Return every one of these records word for word, leaving the pictures out of your answer.

[Element location listings]
::::
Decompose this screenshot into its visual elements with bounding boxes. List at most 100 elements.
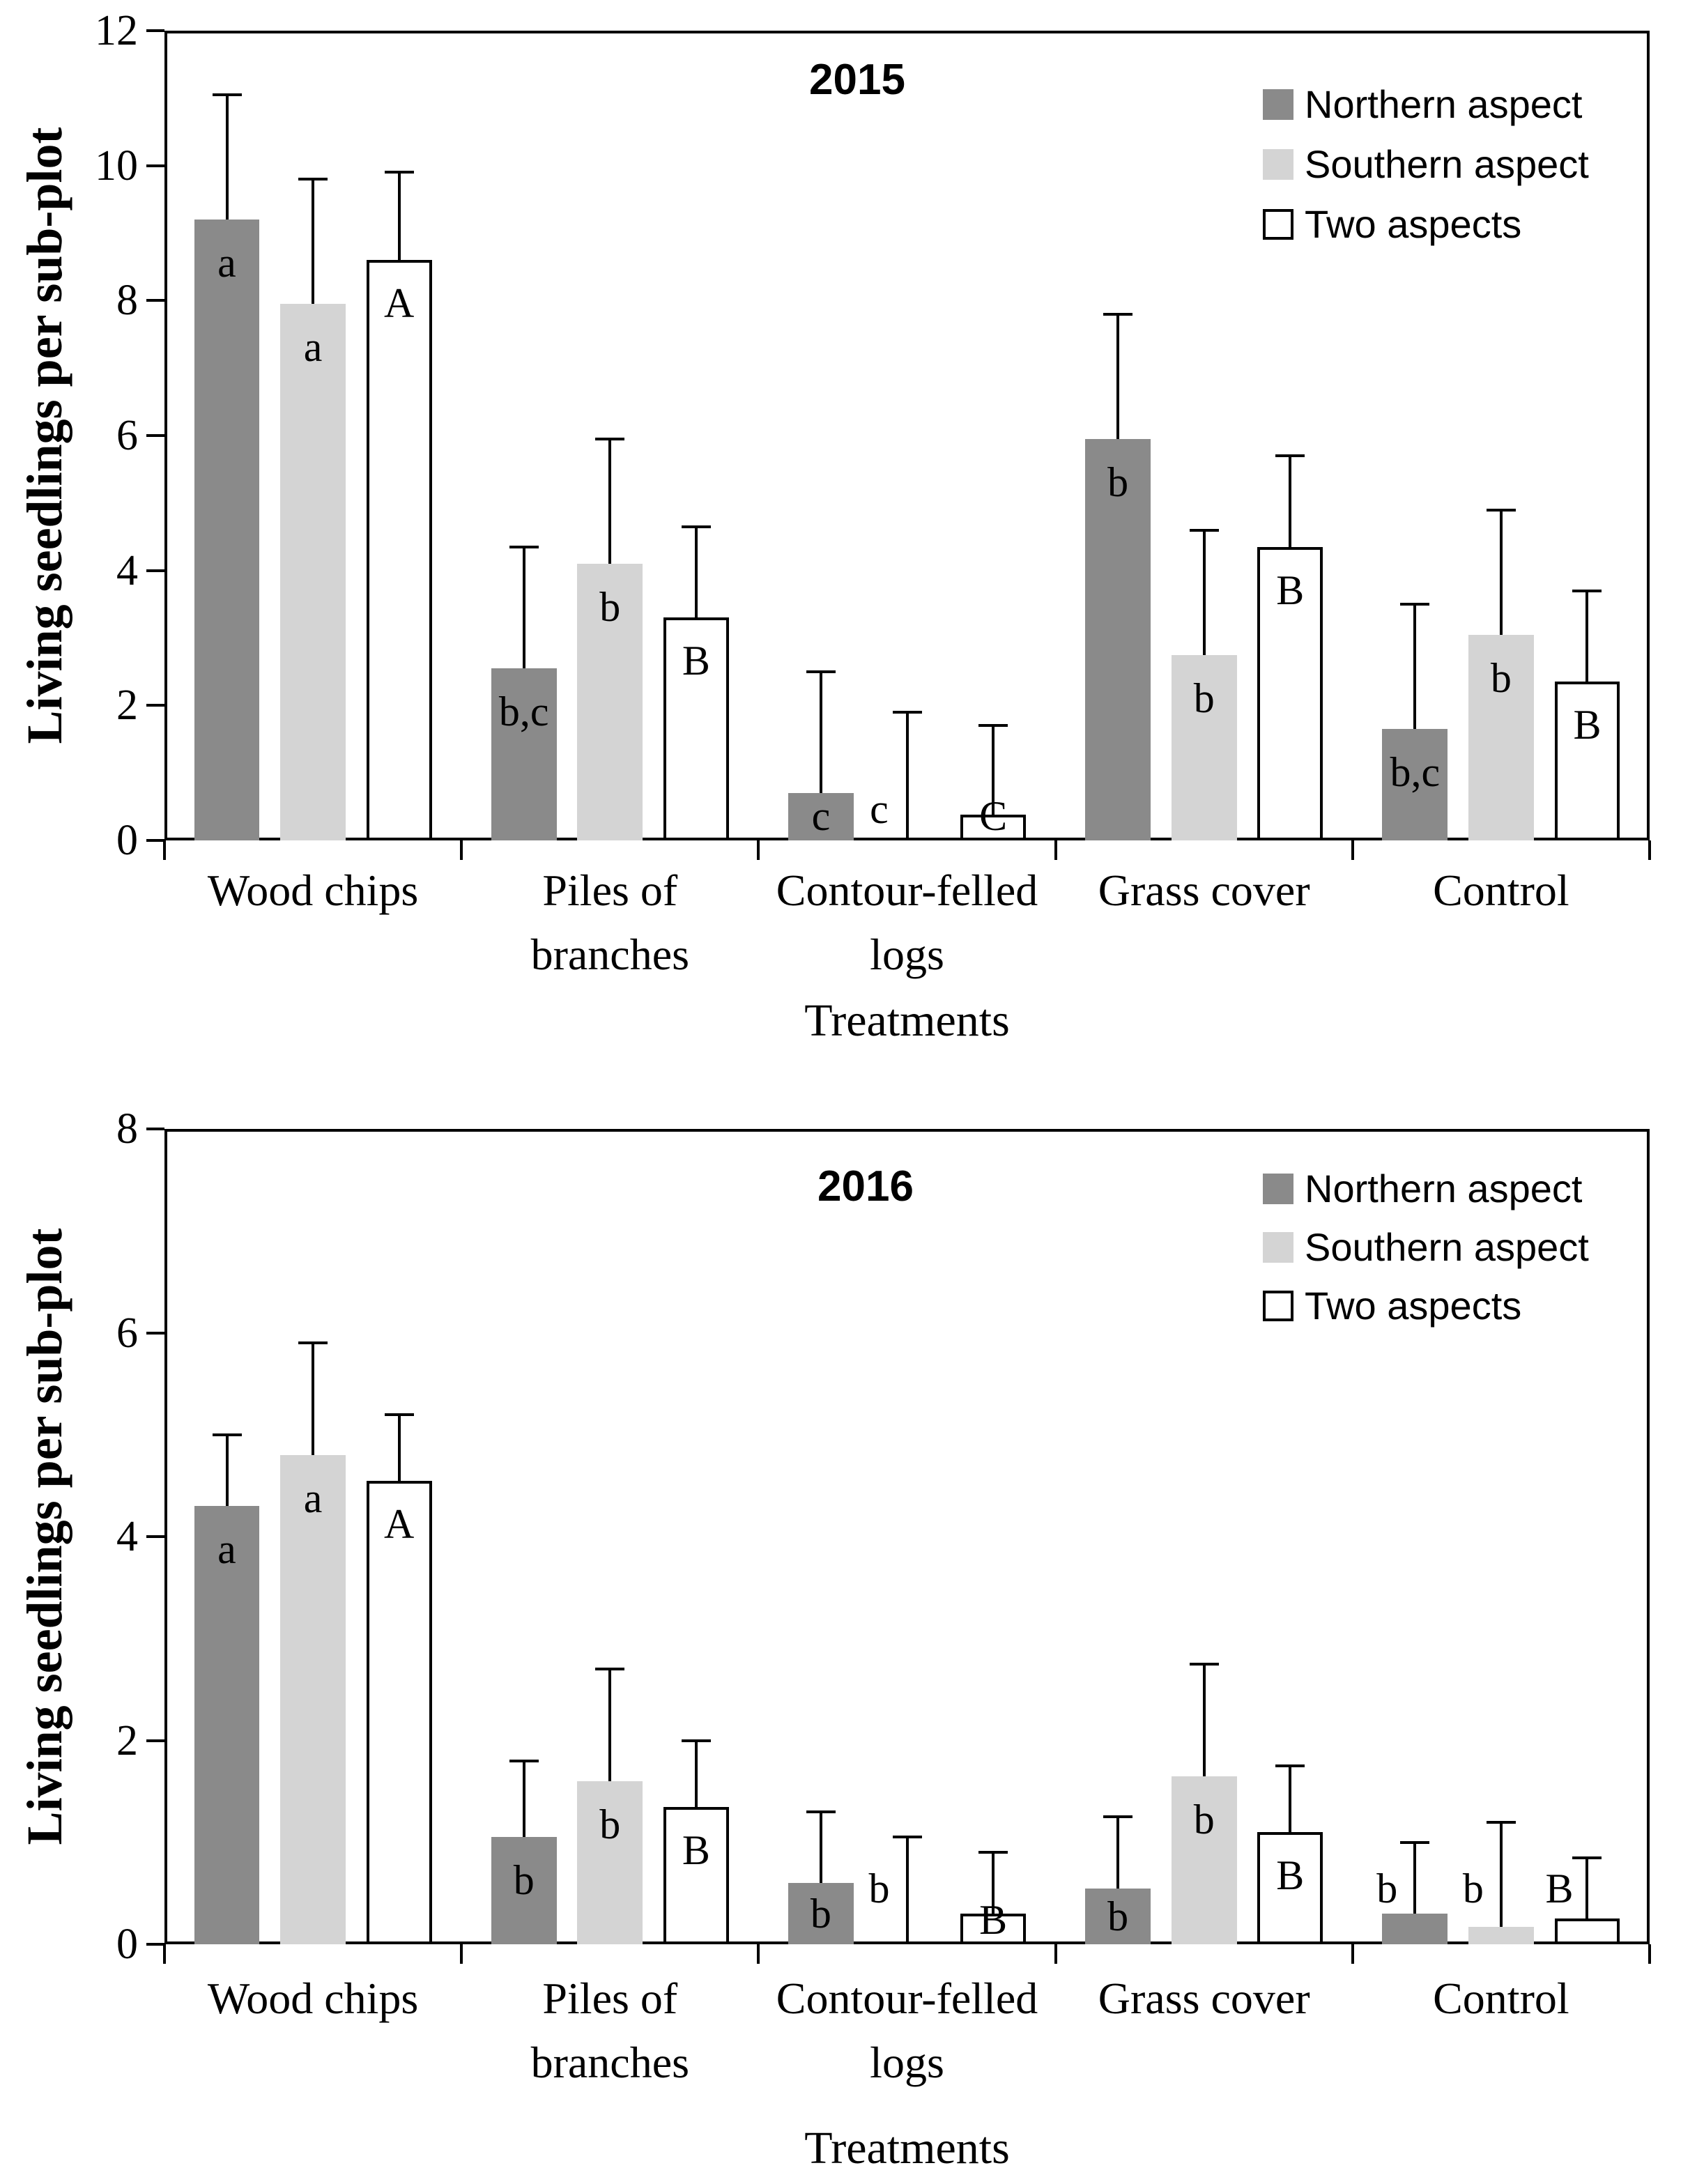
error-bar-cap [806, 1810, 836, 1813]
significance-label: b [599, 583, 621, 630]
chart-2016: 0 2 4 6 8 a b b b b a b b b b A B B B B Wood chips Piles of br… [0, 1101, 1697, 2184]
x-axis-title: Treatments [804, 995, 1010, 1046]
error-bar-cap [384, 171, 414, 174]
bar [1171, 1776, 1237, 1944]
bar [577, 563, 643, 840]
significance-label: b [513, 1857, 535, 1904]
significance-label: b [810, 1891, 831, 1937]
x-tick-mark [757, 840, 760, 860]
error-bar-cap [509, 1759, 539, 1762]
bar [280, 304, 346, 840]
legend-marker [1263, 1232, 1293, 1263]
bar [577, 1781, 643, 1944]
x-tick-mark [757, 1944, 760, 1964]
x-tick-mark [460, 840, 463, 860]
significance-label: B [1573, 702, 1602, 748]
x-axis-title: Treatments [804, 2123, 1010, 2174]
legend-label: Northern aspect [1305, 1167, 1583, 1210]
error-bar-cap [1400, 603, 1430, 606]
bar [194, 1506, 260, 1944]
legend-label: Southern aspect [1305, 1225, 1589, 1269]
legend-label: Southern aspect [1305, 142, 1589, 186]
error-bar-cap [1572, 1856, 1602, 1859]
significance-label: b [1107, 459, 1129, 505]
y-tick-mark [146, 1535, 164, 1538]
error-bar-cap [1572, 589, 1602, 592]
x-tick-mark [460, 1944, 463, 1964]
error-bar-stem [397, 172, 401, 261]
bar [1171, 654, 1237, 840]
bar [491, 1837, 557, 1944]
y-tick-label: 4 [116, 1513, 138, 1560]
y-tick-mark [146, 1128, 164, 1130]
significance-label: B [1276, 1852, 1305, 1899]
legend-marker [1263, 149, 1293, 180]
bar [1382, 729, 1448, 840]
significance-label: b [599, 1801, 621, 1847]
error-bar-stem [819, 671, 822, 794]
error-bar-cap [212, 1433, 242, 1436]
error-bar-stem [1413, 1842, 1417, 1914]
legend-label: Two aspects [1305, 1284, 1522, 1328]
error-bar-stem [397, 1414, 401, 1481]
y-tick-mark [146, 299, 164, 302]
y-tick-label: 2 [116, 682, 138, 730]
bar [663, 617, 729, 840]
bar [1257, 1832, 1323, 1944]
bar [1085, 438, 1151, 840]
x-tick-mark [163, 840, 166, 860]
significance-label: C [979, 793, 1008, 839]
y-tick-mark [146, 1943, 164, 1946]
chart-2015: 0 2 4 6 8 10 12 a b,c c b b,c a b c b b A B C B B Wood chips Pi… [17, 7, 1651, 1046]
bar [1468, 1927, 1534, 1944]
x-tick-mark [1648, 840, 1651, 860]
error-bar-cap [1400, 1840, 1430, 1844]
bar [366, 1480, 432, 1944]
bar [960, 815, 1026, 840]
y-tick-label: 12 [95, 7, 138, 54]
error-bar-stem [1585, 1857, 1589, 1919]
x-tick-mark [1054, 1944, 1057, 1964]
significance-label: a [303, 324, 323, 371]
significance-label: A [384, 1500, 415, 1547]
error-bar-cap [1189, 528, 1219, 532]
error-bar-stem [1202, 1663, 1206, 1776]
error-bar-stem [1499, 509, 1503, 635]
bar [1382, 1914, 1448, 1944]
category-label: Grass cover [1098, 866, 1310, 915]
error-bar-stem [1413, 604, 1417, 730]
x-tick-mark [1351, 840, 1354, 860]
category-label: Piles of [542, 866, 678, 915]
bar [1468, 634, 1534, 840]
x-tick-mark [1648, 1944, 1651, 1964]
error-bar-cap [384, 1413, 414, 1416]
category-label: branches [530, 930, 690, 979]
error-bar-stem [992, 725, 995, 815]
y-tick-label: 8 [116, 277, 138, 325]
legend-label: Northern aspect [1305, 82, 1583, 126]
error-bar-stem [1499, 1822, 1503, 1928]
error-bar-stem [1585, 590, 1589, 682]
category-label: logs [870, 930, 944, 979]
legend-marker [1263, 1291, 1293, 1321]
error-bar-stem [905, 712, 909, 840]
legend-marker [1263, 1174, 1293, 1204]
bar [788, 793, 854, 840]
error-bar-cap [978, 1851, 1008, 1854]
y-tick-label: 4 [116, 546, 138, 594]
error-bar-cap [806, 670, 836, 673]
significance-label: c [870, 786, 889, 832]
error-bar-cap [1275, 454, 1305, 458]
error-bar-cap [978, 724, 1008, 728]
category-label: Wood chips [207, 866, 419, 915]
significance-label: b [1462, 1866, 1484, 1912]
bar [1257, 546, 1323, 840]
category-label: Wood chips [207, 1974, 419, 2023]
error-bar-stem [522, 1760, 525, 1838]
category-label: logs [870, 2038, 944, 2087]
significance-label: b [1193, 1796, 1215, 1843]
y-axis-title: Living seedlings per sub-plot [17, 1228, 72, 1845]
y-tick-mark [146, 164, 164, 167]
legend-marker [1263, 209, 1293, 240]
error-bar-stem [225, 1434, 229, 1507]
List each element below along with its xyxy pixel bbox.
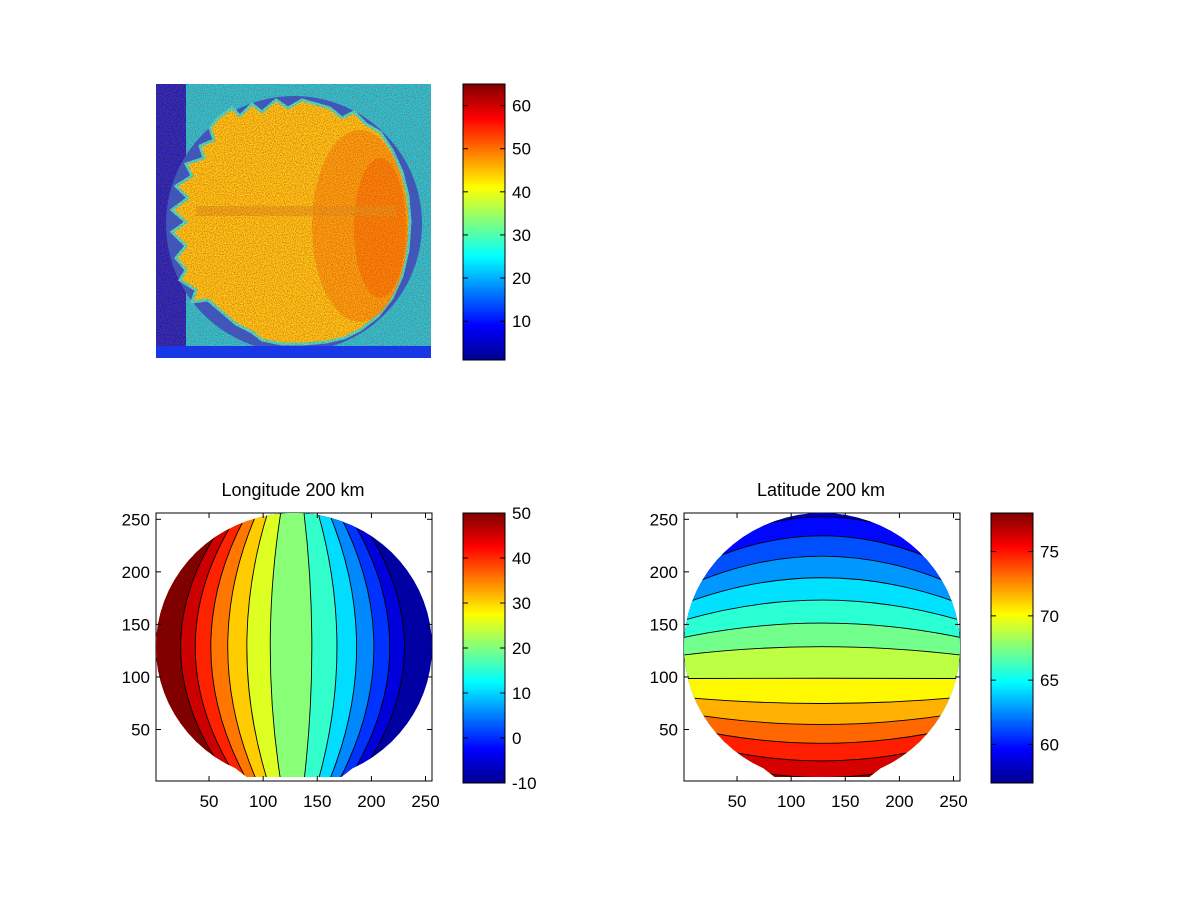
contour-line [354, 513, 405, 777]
::::
§ **RESPONSE TO THIS TASK**:
Decompose this screenshot into its visual elements with bounding boxes. List at most 100 elements.
error-bar-cap [806, 1810, 836, 1813]
significance-label: b [599, 583, 621, 630]
chart-2016: 0 2 4 6 8 a b b b b a b b b b A B B B B Wood chips Piles of br… [0, 1101, 1697, 2184]
x-axis-title: Treatments [804, 995, 1010, 1046]
error-bar-cap [384, 171, 414, 174]
bar [1171, 1776, 1237, 1944]
bar [577, 563, 643, 840]
significance-label: b [513, 1857, 535, 1904]
significance-label: b [810, 1891, 831, 1937]
x-tick-mark [757, 840, 760, 860]
error-bar-cap [509, 1759, 539, 1762]
bar [280, 304, 346, 840]
legend-marker [1263, 1232, 1293, 1263]
bar [577, 1781, 643, 1944]
x-tick-mark [757, 1944, 760, 1964]
x-tick-mark [460, 840, 463, 860]
significance-label: B [1573, 702, 1602, 748]
x-axis-title: Treatments [804, 2123, 1010, 2174]
legend-label: Northern aspect [1305, 1167, 1583, 1210]
error-bar-cap [1400, 603, 1430, 606]
bar [194, 1506, 260, 1944]
legend-label: Southern aspect [1305, 1225, 1589, 1269]
legend-label: Southern aspect [1305, 142, 1589, 186]
error-bar-cap [1572, 1856, 1602, 1859]
significance-label: b [1107, 459, 1129, 505]
y-tick-mark [146, 1535, 164, 1538]
error-bar-cap [1572, 589, 1602, 592]
x-tick-mark [460, 1944, 463, 1964]
error-bar-stem [397, 172, 401, 261]
bar [1171, 654, 1237, 840]
bar [491, 1837, 557, 1944]
y-tick-label: 4 [116, 1513, 138, 1560]
y-tick-mark [146, 1128, 164, 1130]
significance-label: B [1276, 1852, 1305, 1899]
legend-marker [1263, 149, 1293, 180]
bar [1382, 729, 1448, 840]
significance-label: b [599, 1801, 621, 1847]
error-bar-stem [819, 671, 822, 794]
error-bar-cap [212, 1433, 242, 1436]
error-bar-stem [1413, 1842, 1417, 1914]
legend-label: Two aspects [1305, 1284, 1522, 1328]
error-bar-stem [397, 1414, 401, 1481]
y-tick-mark [146, 299, 164, 302]
y-tick-label: 2 [116, 682, 138, 730]
bar [663, 617, 729, 840]
bar [1257, 1832, 1323, 1944]
bar [1085, 438, 1151, 840]
x-tick-mark [163, 840, 166, 860]
significance-label: C [979, 793, 1008, 839]
y-tick-mark [146, 1943, 164, 1946]
chart-2015: 0 2 4 6 8 10 12 a b,c c b b,c a b c b b A B C B B Wood chips Pi… [17, 7, 1651, 1046]
bar [1468, 1927, 1534, 1944]
x-tick-mark [1648, 840, 1651, 860]
error-bar-cap [1400, 1840, 1430, 1844]
bar [366, 1480, 432, 1944]
bar [960, 815, 1026, 840]
y-tick-label: 12 [95, 7, 138, 54]
error-bar-stem [1585, 1857, 1589, 1919]
x-tick-mark [1054, 1944, 1057, 1964]
significance-label: a [303, 324, 323, 371]
significance-label: A [384, 1500, 415, 1547]
error-bar-cap [1189, 528, 1219, 532]
error-bar-stem [1202, 1663, 1206, 1776]
error-bar-stem [1499, 509, 1503, 635]
bar [1382, 1914, 1448, 1944]
category-label: Grass cover [1098, 866, 1310, 915]
error-bar-stem [1413, 604, 1417, 730]
x-tick-mark [1351, 840, 1354, 860]
category-label: Piles of [542, 866, 678, 915]
bar [1468, 634, 1534, 840]
x-tick-mark [1648, 1944, 1651, 1964]
error-bar-cap [384, 1413, 414, 1416]
category-label: branches [530, 930, 690, 979]
error-bar-stem [992, 725, 995, 815]
y-tick-label: 8 [116, 277, 138, 325]
legend-label: Northern aspect [1305, 82, 1583, 126]
error-bar-stem [1499, 1822, 1503, 1928]
error-bar-stem [1585, 590, 1589, 682]
category-label: logs [870, 930, 944, 979]
legend-marker [1263, 1291, 1293, 1321]
error-bar-stem [905, 712, 909, 840]
legend-marker [1263, 1174, 1293, 1204]
bar [788, 793, 854, 840]
error-bar-cap [978, 1851, 1008, 1854]
y-tick-label: 4 [116, 546, 138, 594]
error-bar-cap [806, 670, 836, 673]
significance-label: c [870, 786, 889, 832]
error-bar-cap [1275, 454, 1305, 458]
error-bar-cap [978, 724, 1008, 728]
category-label: Wood chips [207, 866, 419, 915]
significance-label: b [1462, 1866, 1484, 1912]
bar [1257, 546, 1323, 840]
category-label: Wood chips [207, 1974, 419, 2023]
error-bar-stem [522, 1760, 525, 1838]
category-label: logs [870, 2038, 944, 2087]
significance-label: b [1193, 1796, 1215, 1843]
y-axis-title: Living seedlings per sub-plot [17, 1228, 72, 1845]
y-tick-mark [146, 164, 164, 167]
legend-marker [1263, 209, 1293, 240]
error-bar-stem [225, 1434, 229, 1507]
List each element below along with its xyxy pixel bbox.
contour-line [354, 513, 405, 777]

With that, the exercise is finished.